— BEGIN INFORMATION GIVEN —

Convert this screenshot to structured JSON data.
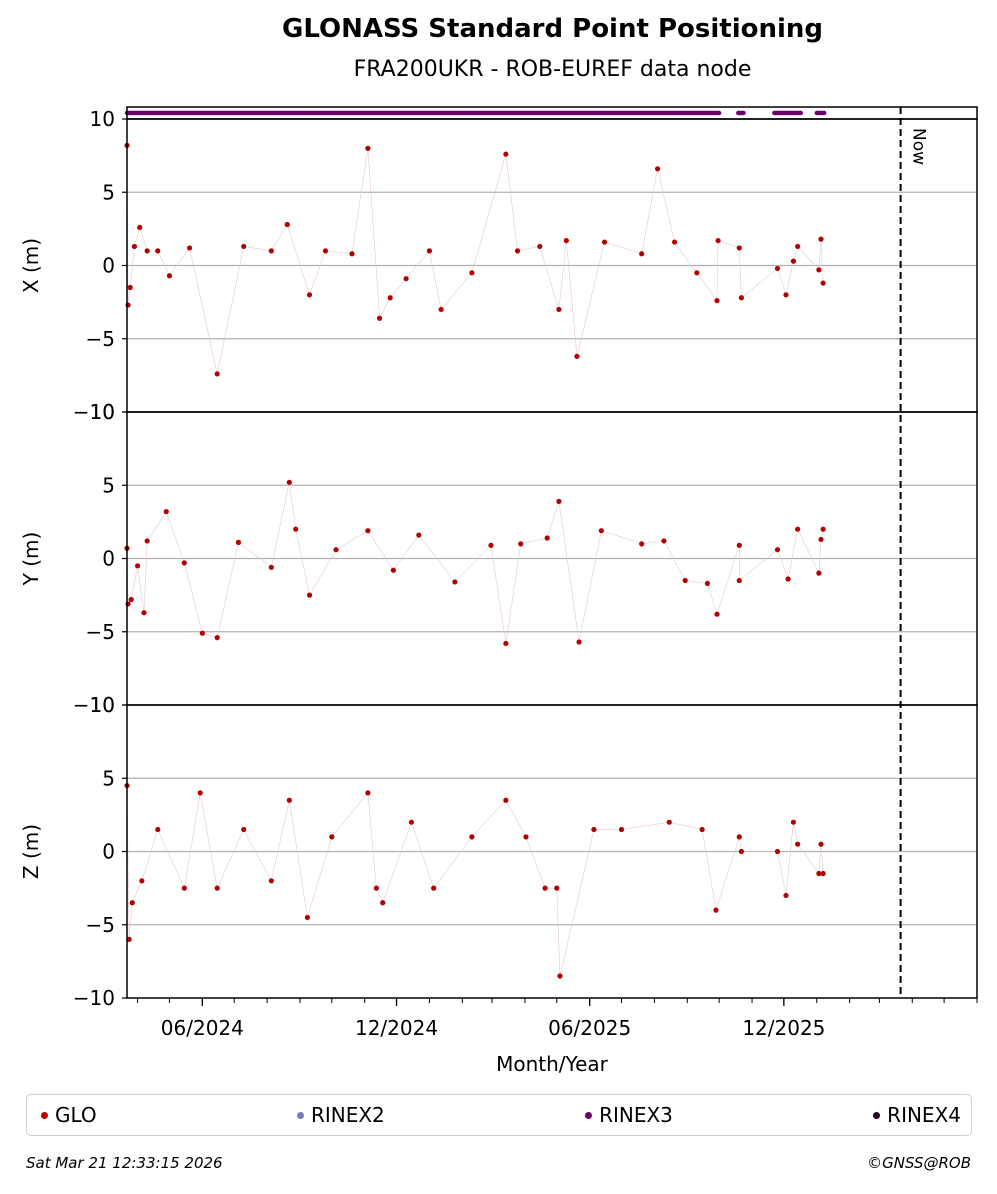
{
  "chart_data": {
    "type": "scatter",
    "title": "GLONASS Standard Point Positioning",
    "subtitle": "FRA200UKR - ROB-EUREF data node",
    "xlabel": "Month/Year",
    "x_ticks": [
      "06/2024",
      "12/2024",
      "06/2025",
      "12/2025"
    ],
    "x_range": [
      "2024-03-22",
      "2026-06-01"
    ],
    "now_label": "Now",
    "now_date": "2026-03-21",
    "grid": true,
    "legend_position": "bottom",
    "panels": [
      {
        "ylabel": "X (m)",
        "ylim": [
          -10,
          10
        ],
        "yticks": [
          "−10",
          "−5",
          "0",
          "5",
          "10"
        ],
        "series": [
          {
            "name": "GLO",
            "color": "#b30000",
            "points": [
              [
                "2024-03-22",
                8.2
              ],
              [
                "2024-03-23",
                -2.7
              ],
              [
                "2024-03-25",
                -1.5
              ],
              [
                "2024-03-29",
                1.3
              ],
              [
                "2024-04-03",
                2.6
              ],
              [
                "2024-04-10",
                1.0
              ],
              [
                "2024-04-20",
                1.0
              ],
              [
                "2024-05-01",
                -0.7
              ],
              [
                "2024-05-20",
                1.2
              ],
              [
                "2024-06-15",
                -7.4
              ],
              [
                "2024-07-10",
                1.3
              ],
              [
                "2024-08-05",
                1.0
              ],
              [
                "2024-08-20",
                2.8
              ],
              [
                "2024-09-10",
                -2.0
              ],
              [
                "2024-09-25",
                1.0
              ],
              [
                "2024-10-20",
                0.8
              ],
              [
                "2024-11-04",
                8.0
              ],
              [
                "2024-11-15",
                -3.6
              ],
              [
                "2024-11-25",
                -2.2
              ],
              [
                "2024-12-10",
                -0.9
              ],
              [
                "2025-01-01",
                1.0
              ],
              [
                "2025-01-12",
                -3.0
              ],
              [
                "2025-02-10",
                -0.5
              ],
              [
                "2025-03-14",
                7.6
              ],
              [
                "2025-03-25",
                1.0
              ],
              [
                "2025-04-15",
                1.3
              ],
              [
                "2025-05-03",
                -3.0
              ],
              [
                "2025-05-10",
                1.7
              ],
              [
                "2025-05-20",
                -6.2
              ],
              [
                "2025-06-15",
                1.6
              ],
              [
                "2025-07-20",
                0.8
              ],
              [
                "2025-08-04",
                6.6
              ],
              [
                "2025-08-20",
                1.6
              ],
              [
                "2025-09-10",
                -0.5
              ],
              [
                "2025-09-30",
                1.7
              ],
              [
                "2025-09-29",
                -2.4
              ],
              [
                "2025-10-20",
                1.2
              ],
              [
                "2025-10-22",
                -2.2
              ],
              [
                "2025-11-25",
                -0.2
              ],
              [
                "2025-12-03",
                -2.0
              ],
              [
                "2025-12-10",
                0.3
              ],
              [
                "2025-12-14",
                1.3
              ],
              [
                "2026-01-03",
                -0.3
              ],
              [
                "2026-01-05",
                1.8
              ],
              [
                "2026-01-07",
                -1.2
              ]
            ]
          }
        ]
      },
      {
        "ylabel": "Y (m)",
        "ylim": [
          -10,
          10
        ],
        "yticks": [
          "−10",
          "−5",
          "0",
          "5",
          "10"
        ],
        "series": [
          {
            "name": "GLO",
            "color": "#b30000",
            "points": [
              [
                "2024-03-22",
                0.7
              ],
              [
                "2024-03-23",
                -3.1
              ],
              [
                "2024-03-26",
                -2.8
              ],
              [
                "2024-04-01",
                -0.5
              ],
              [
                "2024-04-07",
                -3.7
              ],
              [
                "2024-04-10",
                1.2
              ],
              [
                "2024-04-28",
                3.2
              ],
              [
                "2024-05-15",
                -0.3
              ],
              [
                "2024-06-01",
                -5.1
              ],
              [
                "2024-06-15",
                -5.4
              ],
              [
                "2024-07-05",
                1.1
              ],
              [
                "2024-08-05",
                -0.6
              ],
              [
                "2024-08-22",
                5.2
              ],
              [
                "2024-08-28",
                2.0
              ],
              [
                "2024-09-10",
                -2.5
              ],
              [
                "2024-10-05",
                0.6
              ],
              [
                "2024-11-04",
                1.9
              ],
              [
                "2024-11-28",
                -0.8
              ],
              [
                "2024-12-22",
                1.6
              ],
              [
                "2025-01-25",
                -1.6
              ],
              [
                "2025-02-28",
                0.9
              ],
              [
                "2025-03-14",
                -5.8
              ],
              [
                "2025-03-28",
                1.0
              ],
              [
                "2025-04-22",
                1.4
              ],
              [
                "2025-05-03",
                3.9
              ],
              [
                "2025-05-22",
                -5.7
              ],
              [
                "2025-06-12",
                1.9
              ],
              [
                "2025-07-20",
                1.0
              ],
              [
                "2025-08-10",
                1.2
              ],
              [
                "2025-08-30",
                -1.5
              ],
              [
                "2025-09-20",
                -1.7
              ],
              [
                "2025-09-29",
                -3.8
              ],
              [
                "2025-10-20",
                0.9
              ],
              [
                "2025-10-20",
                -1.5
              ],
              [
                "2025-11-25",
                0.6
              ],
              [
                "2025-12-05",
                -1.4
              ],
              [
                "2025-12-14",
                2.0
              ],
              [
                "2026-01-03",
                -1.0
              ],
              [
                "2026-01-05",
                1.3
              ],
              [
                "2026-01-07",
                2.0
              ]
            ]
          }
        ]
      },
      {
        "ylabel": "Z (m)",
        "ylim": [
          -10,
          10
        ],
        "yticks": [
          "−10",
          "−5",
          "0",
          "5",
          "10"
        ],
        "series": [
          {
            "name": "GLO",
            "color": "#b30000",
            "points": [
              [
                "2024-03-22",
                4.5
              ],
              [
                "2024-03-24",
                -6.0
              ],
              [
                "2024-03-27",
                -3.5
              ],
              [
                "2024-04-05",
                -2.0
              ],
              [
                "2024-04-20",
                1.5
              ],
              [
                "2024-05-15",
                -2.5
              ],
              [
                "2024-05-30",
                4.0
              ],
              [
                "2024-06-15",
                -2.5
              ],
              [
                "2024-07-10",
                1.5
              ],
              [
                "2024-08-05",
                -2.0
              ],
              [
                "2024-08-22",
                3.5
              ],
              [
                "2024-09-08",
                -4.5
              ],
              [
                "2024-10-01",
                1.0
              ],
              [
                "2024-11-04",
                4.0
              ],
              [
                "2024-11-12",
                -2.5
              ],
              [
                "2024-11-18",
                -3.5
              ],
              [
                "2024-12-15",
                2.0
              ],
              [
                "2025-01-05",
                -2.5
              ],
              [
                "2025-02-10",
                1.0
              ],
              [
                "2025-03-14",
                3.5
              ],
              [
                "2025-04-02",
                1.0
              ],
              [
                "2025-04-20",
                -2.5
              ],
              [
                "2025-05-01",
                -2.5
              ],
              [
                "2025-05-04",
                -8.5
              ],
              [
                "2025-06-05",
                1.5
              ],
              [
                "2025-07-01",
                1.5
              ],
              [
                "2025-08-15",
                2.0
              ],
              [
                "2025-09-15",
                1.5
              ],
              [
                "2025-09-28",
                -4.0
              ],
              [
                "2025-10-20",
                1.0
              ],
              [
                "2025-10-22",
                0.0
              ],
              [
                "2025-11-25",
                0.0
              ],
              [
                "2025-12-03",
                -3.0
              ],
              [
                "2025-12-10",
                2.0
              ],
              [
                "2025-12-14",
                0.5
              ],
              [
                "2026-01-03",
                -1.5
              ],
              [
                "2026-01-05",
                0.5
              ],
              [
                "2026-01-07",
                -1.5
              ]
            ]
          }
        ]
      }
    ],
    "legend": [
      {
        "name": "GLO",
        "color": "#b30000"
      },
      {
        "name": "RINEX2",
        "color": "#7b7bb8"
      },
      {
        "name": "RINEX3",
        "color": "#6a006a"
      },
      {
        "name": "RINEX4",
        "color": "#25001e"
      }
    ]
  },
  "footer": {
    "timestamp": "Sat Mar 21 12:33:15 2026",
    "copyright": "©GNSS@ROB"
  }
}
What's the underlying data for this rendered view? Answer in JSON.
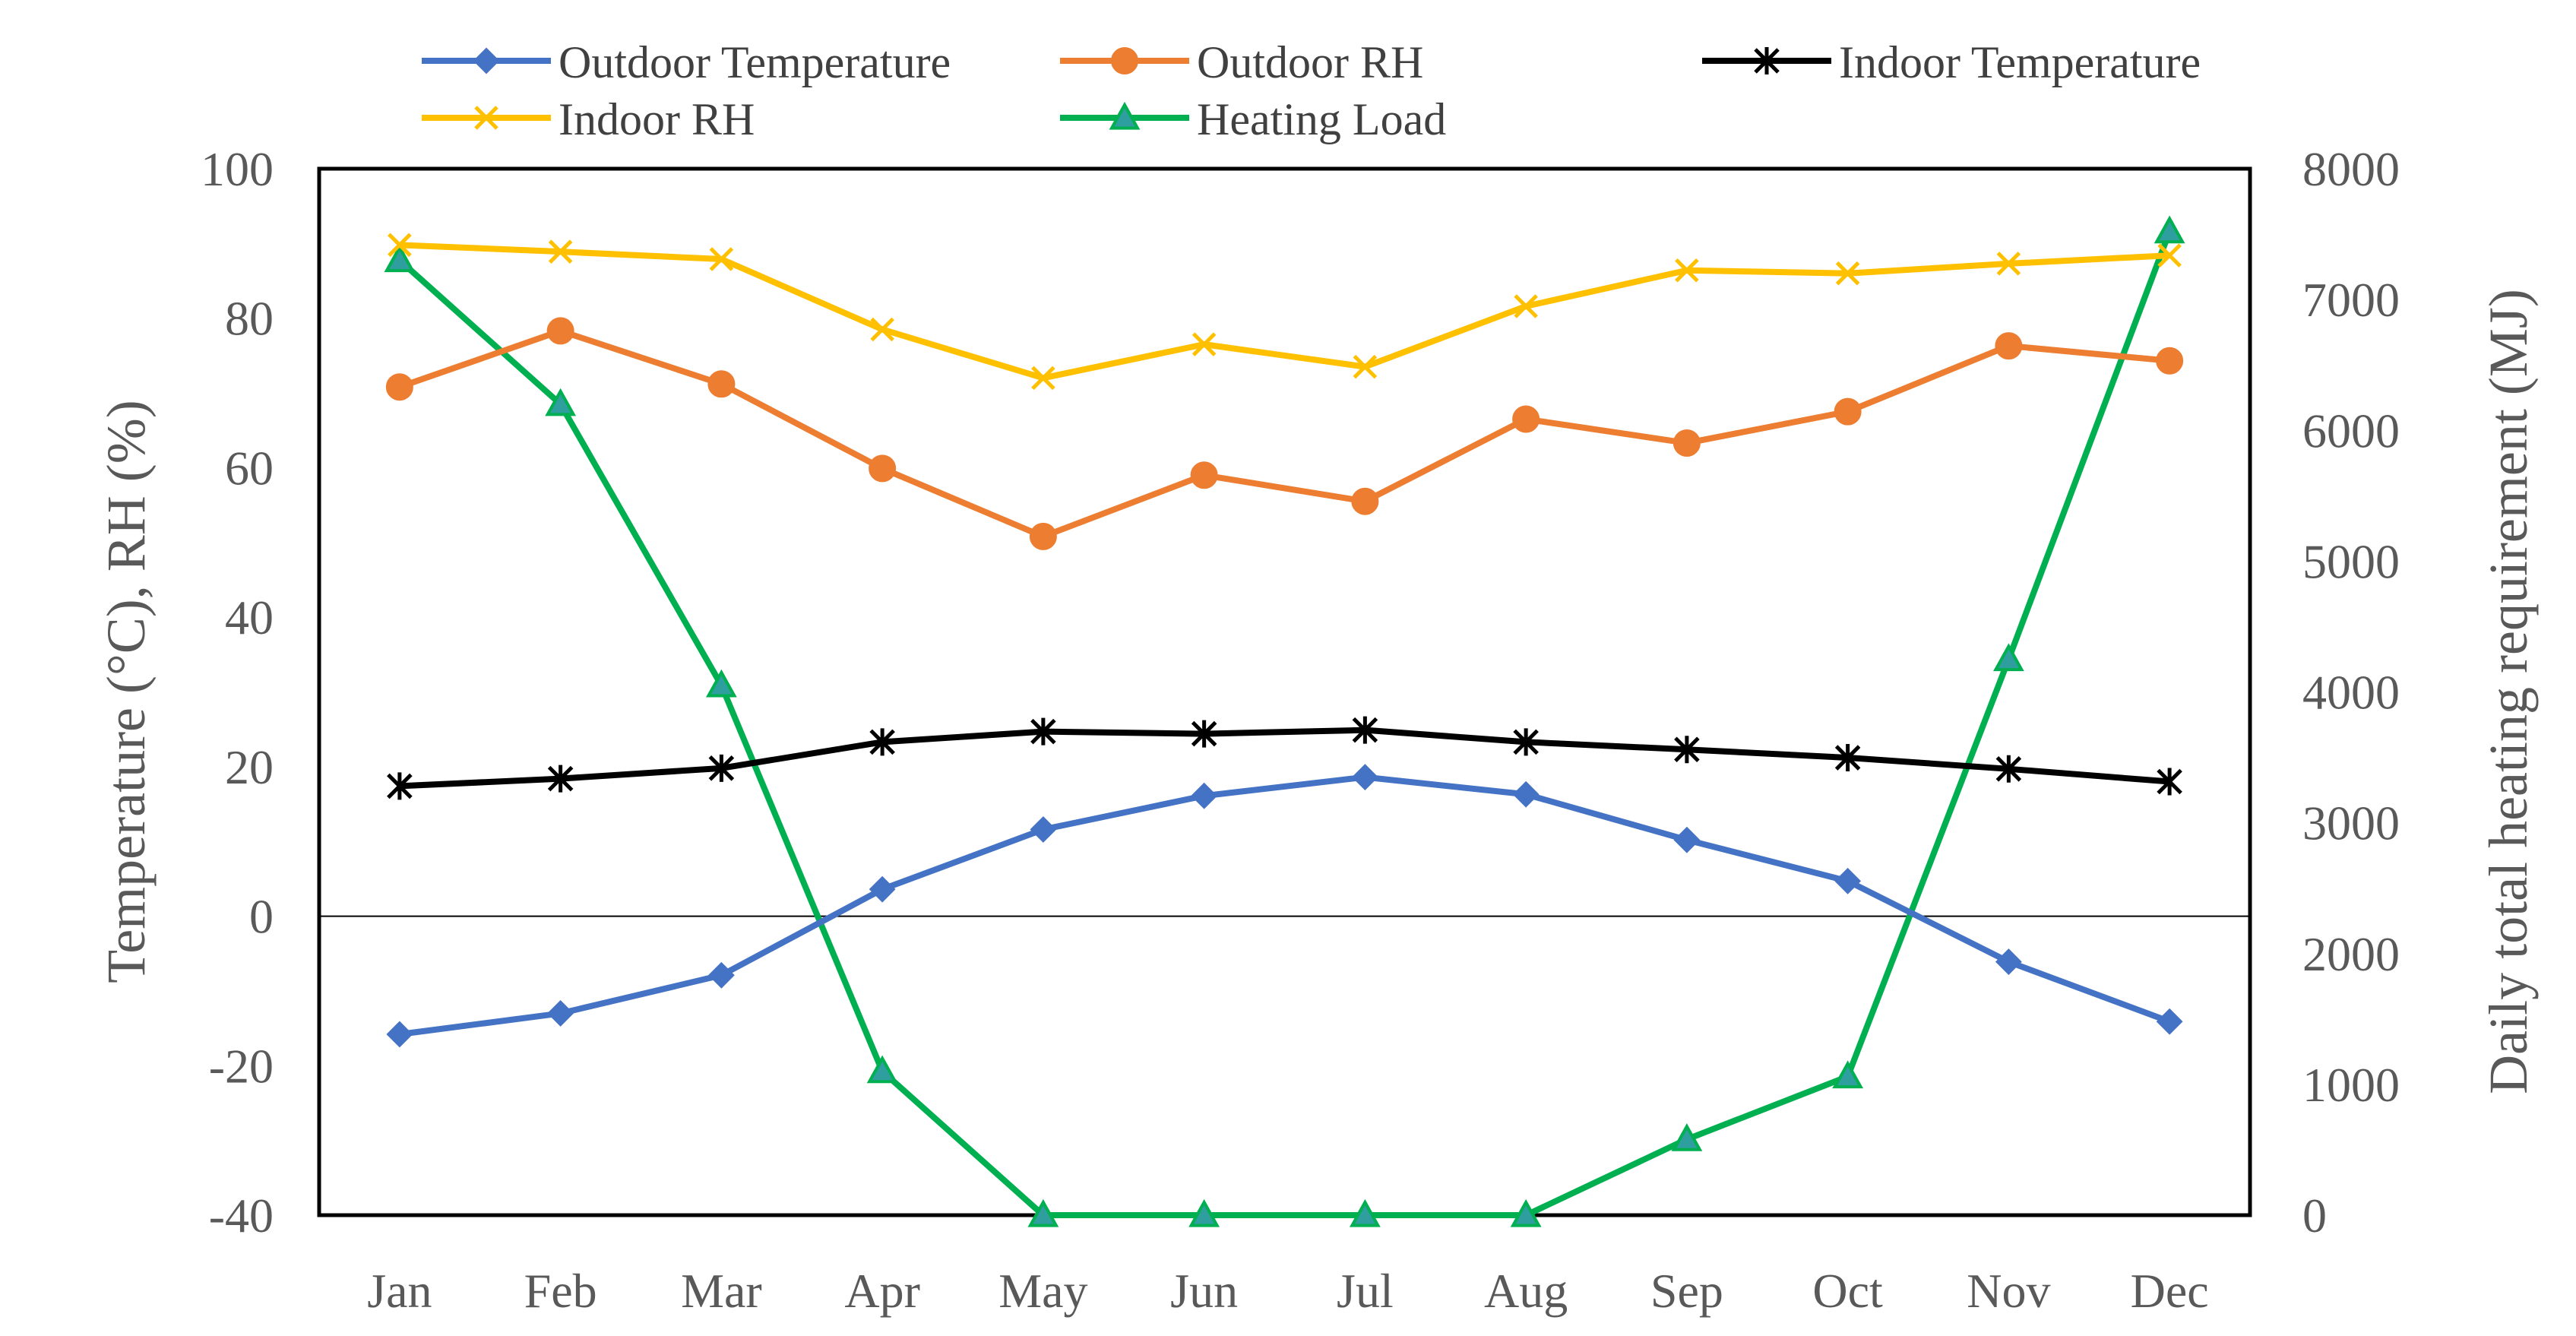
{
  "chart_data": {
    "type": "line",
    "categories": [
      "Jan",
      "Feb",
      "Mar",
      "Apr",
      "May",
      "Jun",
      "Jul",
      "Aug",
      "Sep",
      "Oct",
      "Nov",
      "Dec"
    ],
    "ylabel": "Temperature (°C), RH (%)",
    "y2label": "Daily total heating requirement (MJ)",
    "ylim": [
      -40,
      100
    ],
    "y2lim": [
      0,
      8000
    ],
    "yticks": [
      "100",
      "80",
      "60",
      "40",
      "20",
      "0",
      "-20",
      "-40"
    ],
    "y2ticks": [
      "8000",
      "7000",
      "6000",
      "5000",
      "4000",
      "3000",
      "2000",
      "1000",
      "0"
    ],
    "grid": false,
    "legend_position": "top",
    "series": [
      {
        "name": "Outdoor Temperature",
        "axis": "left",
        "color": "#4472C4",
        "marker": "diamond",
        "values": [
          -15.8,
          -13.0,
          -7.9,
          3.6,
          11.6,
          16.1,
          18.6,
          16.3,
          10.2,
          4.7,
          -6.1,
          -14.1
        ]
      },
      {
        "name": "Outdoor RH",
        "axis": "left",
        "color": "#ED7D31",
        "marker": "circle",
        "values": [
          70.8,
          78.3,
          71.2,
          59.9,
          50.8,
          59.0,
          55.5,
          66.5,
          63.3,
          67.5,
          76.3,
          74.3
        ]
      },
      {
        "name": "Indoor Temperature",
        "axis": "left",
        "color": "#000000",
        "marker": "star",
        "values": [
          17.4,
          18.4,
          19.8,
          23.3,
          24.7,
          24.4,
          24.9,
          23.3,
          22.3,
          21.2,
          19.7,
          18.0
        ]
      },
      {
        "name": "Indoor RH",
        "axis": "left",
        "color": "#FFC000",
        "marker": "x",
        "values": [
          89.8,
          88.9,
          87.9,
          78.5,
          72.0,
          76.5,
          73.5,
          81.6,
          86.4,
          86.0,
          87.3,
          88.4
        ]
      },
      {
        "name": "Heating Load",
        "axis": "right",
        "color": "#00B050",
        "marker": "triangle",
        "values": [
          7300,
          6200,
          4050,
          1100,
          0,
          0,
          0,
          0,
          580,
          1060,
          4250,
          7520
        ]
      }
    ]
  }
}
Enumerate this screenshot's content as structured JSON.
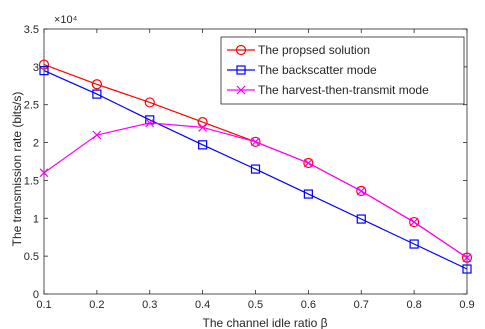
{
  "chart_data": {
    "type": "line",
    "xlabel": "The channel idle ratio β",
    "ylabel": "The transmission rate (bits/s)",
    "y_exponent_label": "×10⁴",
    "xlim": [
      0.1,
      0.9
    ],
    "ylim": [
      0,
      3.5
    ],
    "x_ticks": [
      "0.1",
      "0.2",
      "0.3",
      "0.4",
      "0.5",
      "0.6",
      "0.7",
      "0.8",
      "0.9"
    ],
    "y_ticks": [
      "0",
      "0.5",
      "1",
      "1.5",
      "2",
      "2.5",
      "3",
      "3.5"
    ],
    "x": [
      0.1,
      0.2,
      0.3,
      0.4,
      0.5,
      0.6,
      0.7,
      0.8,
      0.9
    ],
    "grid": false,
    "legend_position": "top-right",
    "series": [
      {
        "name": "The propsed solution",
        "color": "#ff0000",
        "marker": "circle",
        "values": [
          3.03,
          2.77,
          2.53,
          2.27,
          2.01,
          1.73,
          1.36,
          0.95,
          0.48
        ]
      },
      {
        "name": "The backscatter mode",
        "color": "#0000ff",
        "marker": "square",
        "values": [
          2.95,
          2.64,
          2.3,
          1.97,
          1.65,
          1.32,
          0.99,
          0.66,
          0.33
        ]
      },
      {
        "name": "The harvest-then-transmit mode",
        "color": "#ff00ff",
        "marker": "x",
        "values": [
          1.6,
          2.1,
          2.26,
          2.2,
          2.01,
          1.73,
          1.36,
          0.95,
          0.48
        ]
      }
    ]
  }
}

— END INFORMATION GIVEN —

> [THE REQUEST] Gather up the lines that contain the word "Indoor".

> [RESULT OF THE EXERCISE]
        "name": "Indoor Temperature",
        "name": "Indoor RH",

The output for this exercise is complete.